» TASK BRIEF: Rewrite the entries from the first line through the line containing "staticText: 绿色资源网 — [77, 469, 232, 514]", changing "interactable" to "clickable" and leaving everything else unchanged.

» MATERIAL:
start

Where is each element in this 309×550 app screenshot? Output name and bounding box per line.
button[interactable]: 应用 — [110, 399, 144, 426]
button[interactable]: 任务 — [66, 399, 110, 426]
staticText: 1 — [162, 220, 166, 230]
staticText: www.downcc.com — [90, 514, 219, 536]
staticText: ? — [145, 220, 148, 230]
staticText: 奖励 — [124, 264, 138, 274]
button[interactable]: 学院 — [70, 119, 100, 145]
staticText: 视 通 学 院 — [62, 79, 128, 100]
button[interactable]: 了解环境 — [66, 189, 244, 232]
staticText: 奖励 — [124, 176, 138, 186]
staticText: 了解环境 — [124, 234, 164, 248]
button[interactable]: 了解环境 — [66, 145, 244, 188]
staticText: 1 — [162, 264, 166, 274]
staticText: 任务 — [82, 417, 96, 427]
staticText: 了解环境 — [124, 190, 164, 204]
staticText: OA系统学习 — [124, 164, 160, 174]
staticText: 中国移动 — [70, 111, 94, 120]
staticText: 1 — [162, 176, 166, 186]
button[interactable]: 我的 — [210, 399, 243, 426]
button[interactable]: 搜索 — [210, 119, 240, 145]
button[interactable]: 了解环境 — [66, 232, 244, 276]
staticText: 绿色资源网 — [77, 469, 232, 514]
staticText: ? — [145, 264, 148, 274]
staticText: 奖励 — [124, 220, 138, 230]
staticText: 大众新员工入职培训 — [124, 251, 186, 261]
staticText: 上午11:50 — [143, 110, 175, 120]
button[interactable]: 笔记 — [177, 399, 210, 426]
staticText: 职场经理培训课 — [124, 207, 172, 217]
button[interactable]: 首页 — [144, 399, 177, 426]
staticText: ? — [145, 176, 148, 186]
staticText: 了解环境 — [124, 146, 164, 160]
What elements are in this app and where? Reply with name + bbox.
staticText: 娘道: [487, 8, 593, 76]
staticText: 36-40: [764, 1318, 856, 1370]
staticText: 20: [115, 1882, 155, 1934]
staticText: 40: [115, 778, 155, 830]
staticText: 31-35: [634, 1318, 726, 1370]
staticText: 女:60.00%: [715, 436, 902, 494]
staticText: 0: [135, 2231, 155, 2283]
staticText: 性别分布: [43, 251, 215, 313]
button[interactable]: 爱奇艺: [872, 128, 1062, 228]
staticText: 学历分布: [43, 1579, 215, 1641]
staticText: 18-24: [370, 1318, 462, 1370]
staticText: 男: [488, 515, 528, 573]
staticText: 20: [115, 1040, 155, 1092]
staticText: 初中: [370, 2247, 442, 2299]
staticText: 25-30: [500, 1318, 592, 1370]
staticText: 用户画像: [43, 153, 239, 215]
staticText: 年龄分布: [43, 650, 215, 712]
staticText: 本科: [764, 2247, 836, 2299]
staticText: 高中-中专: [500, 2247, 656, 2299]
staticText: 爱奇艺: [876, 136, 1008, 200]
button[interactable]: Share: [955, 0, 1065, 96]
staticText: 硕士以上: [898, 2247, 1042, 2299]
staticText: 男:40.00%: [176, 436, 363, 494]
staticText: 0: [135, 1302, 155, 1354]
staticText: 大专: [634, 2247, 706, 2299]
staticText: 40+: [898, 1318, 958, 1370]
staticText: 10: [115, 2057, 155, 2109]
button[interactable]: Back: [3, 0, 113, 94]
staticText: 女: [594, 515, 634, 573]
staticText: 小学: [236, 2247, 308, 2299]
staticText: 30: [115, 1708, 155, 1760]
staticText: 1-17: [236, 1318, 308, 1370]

end

» RIGHT ANSWER:
Where is each element in this 309×550 app screenshot? Output name and bounding box per line.
button[clickable]: 应用 — [110, 399, 144, 426]
button[clickable]: 任务 — [66, 399, 110, 426]
staticText: 1 — [162, 220, 166, 230]
staticText: www.downcc.com — [90, 514, 219, 536]
staticText: ? — [145, 220, 148, 230]
staticText: 奖励 — [124, 264, 138, 274]
button[clickable]: 学院 — [70, 119, 100, 145]
staticText: 视 通 学 院 — [62, 79, 128, 100]
button[clickable]: 了解环境 — [66, 189, 244, 232]
staticText: 奖励 — [124, 176, 138, 186]
staticText: 了解环境 — [124, 234, 164, 248]
button[clickable]: 了解环境 — [66, 145, 244, 188]
staticText: 1 — [162, 264, 166, 274]
staticText: 任务 — [82, 417, 96, 427]
staticText: 了解环境 — [124, 190, 164, 204]
staticText: OA系统学习 — [124, 164, 160, 174]
staticText: 中国移动 — [70, 111, 94, 120]
staticText: 1 — [162, 176, 166, 186]
button[clickable]: 我的 — [210, 399, 243, 426]
button[clickable]: 搜索 — [210, 119, 240, 145]
button[clickable]: 了解环境 — [66, 232, 244, 276]
staticText: 绿色资源网 — [77, 469, 232, 514]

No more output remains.